_Challenge_
Transcribe all of the material exactly. Any picture in it should be left out.
━━━ Excerpted data
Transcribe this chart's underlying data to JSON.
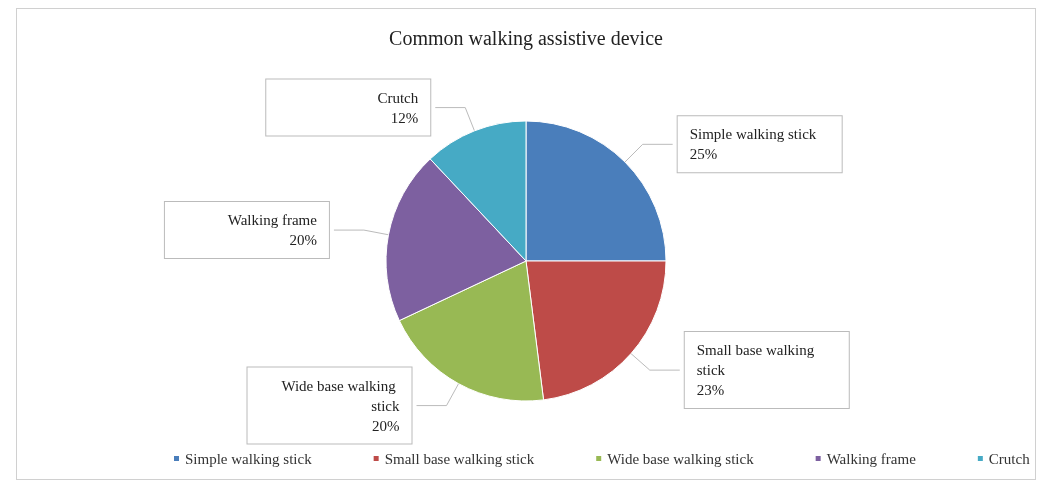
{
  "chart_data": {
    "type": "pie",
    "title": "Common walking assistive device",
    "categories": [
      "Simple walking stick",
      "Small base walking stick",
      "Wide base walking stick",
      "Walking frame",
      "Crutch"
    ],
    "values": [
      25,
      23,
      20,
      20,
      12
    ],
    "value_labels": [
      "25%",
      "23%",
      "20%",
      "20%",
      "12%"
    ],
    "colors": [
      "#4a7ebb",
      "#be4b48",
      "#98b954",
      "#7d60a0",
      "#46aac5"
    ],
    "legend": "bottom"
  }
}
━━━━━━
_The reply_
Transcribe this chart's underlying data to JSON.
{
  "chart_data": {
    "type": "pie",
    "title": "Common walking assistive device",
    "categories": [
      "Simple walking stick",
      "Small base walking stick",
      "Wide base walking stick",
      "Walking frame",
      "Crutch"
    ],
    "values": [
      25,
      23,
      20,
      20,
      12
    ],
    "value_labels": [
      "25%",
      "23%",
      "20%",
      "20%",
      "12%"
    ],
    "colors": [
      "#4a7ebb",
      "#be4b48",
      "#98b954",
      "#7d60a0",
      "#46aac5"
    ],
    "legend": "bottom"
  }
}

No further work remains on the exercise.